--- Instruction ---
The data below should be printed in full, exactly, and without any of its images.
=-=-=-=-=
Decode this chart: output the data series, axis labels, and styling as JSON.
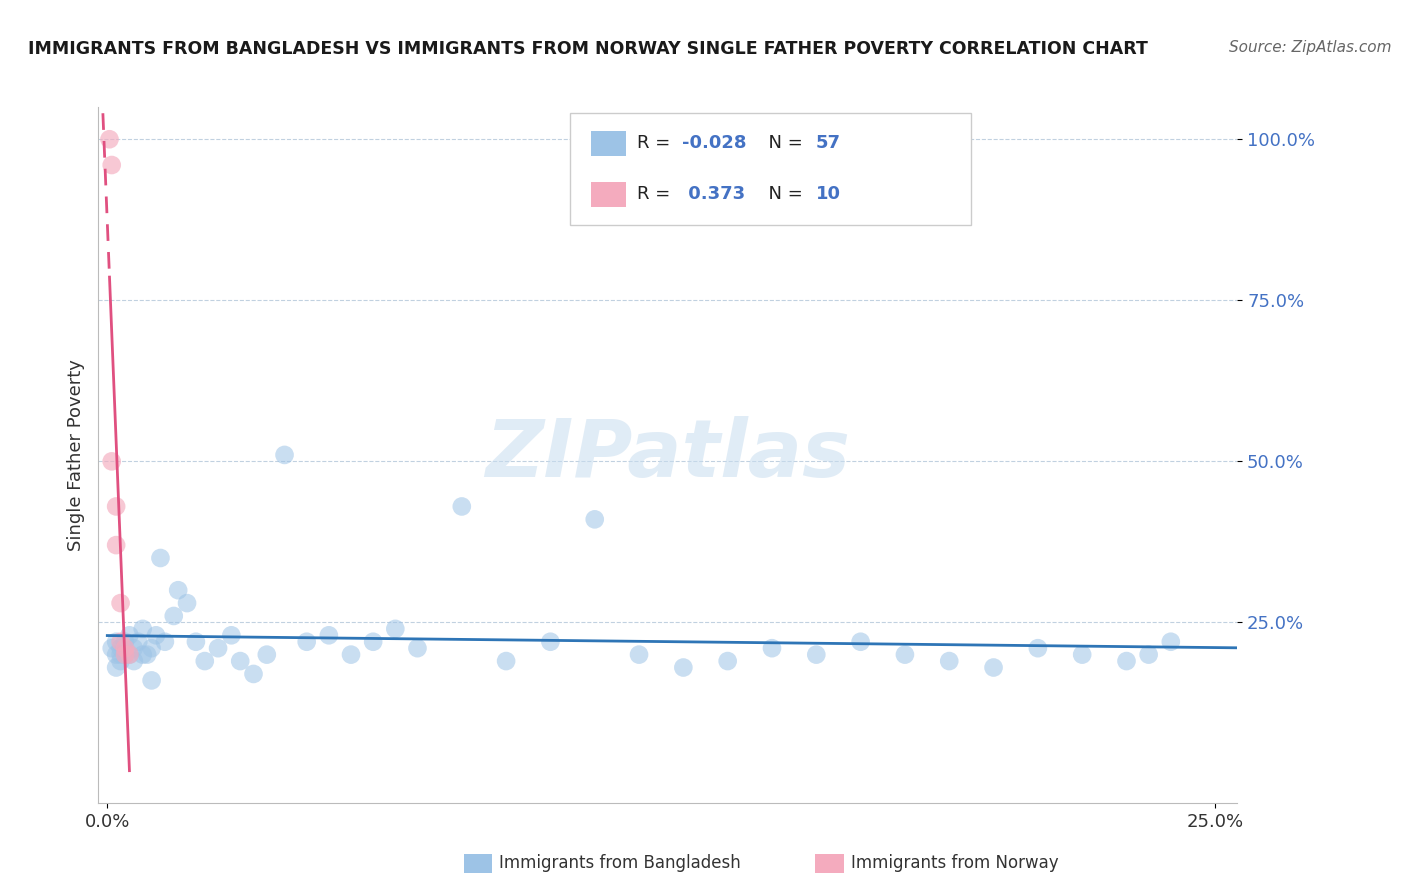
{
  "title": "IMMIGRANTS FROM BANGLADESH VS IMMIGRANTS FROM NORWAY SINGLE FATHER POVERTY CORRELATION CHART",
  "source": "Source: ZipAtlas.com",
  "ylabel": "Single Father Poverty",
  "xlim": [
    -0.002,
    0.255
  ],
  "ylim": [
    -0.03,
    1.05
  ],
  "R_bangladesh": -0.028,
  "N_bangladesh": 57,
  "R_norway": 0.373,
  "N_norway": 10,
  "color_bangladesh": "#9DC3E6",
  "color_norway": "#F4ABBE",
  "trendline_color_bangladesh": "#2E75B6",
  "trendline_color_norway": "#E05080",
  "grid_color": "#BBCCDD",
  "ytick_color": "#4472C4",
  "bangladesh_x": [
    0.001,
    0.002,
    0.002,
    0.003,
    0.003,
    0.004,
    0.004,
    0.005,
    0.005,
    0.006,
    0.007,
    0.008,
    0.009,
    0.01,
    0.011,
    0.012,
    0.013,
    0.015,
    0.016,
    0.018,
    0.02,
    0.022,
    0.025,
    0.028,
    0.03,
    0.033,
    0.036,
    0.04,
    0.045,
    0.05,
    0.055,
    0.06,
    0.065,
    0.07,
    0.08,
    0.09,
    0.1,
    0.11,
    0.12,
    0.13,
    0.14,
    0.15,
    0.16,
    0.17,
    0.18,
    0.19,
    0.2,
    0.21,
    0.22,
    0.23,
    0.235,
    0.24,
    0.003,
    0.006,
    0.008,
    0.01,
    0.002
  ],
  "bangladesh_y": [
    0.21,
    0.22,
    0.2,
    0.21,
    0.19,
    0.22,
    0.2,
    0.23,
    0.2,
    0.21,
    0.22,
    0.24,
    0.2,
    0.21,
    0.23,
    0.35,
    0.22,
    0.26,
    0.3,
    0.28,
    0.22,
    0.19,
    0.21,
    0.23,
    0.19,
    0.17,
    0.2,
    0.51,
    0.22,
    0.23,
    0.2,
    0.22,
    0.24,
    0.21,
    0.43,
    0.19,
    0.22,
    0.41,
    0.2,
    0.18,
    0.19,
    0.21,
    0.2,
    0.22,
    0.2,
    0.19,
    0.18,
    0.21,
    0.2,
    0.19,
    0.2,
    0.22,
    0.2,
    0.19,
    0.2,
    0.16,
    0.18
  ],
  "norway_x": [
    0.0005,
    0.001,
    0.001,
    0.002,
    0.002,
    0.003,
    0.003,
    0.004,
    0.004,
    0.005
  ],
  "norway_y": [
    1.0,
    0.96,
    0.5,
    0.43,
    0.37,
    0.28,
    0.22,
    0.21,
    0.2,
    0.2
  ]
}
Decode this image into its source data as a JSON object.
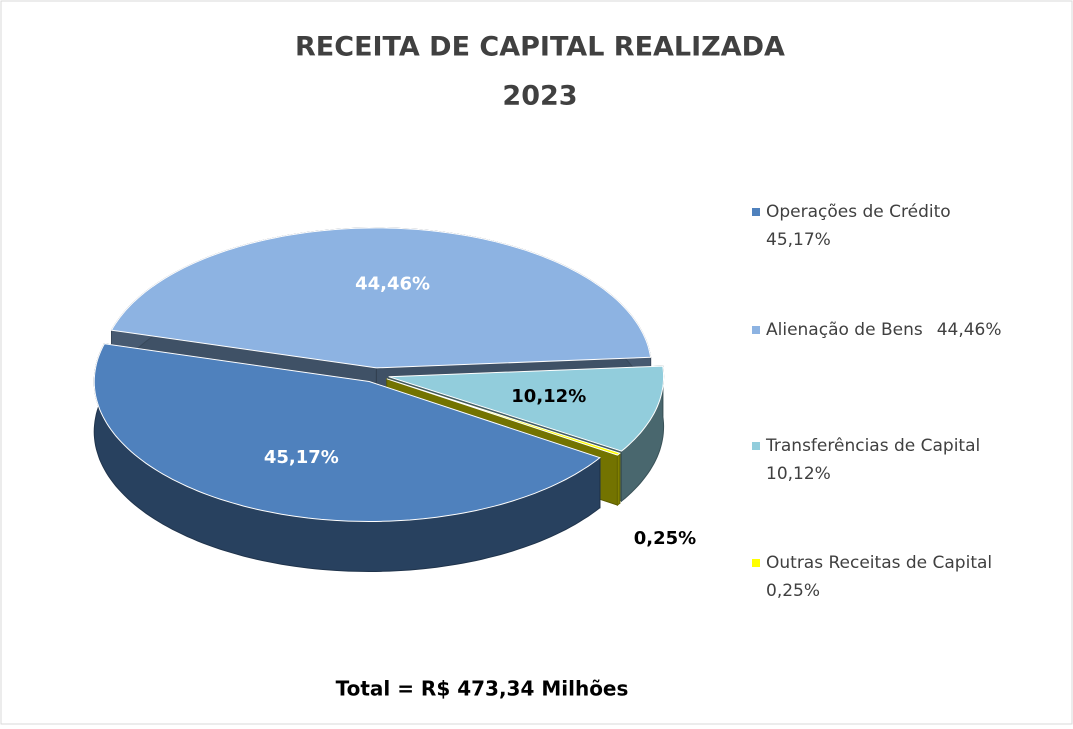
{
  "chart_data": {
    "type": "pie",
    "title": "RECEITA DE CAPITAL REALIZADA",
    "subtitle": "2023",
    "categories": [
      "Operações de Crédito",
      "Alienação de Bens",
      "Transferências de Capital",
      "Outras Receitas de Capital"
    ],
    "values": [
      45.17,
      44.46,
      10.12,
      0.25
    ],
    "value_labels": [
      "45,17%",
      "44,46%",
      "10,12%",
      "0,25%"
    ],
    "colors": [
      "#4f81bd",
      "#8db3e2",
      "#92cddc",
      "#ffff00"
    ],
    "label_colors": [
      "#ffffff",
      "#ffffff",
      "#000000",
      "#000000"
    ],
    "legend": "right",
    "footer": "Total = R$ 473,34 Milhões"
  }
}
=-=-=-=-=
--- Task result ---
Decode this chart: output the data series, axis labels, and styling as JSON.
{
  "title": "IMMIGRANTS FROM BANGLADESH VS IMMIGRANTS FROM NORWAY SINGLE FATHER POVERTY CORRELATION CHART",
  "source": "Source: ZipAtlas.com",
  "ylabel": "Single Father Poverty",
  "xlim": [
    -0.002,
    0.255
  ],
  "ylim": [
    -0.03,
    1.05
  ],
  "R_bangladesh": -0.028,
  "N_bangladesh": 57,
  "R_norway": 0.373,
  "N_norway": 10,
  "color_bangladesh": "#9DC3E6",
  "color_norway": "#F4ABBE",
  "trendline_color_bangladesh": "#2E75B6",
  "trendline_color_norway": "#E05080",
  "grid_color": "#BBCCDD",
  "ytick_color": "#4472C4",
  "bangladesh_x": [
    0.001,
    0.002,
    0.002,
    0.003,
    0.003,
    0.004,
    0.004,
    0.005,
    0.005,
    0.006,
    0.007,
    0.008,
    0.009,
    0.01,
    0.011,
    0.012,
    0.013,
    0.015,
    0.016,
    0.018,
    0.02,
    0.022,
    0.025,
    0.028,
    0.03,
    0.033,
    0.036,
    0.04,
    0.045,
    0.05,
    0.055,
    0.06,
    0.065,
    0.07,
    0.08,
    0.09,
    0.1,
    0.11,
    0.12,
    0.13,
    0.14,
    0.15,
    0.16,
    0.17,
    0.18,
    0.19,
    0.2,
    0.21,
    0.22,
    0.23,
    0.235,
    0.24,
    0.003,
    0.006,
    0.008,
    0.01,
    0.002
  ],
  "bangladesh_y": [
    0.21,
    0.22,
    0.2,
    0.21,
    0.19,
    0.22,
    0.2,
    0.23,
    0.2,
    0.21,
    0.22,
    0.24,
    0.2,
    0.21,
    0.23,
    0.35,
    0.22,
    0.26,
    0.3,
    0.28,
    0.22,
    0.19,
    0.21,
    0.23,
    0.19,
    0.17,
    0.2,
    0.51,
    0.22,
    0.23,
    0.2,
    0.22,
    0.24,
    0.21,
    0.43,
    0.19,
    0.22,
    0.41,
    0.2,
    0.18,
    0.19,
    0.21,
    0.2,
    0.22,
    0.2,
    0.19,
    0.18,
    0.21,
    0.2,
    0.19,
    0.2,
    0.22,
    0.2,
    0.19,
    0.2,
    0.16,
    0.18
  ],
  "norway_x": [
    0.0005,
    0.001,
    0.001,
    0.002,
    0.002,
    0.003,
    0.003,
    0.004,
    0.004,
    0.005
  ],
  "norway_y": [
    1.0,
    0.96,
    0.5,
    0.43,
    0.37,
    0.28,
    0.22,
    0.21,
    0.2,
    0.2
  ]
}
Decode this image into its source data as a JSON object.
{
  "chart_data": {
    "type": "pie",
    "title": "RECEITA DE CAPITAL REALIZADA",
    "subtitle": "2023",
    "categories": [
      "Operações de Crédito",
      "Alienação de Bens",
      "Transferências de Capital",
      "Outras Receitas de Capital"
    ],
    "values": [
      45.17,
      44.46,
      10.12,
      0.25
    ],
    "value_labels": [
      "45,17%",
      "44,46%",
      "10,12%",
      "0,25%"
    ],
    "colors": [
      "#4f81bd",
      "#8db3e2",
      "#92cddc",
      "#ffff00"
    ],
    "label_colors": [
      "#ffffff",
      "#ffffff",
      "#000000",
      "#000000"
    ],
    "legend": "right",
    "footer": "Total = R$ 473,34 Milhões"
  }
}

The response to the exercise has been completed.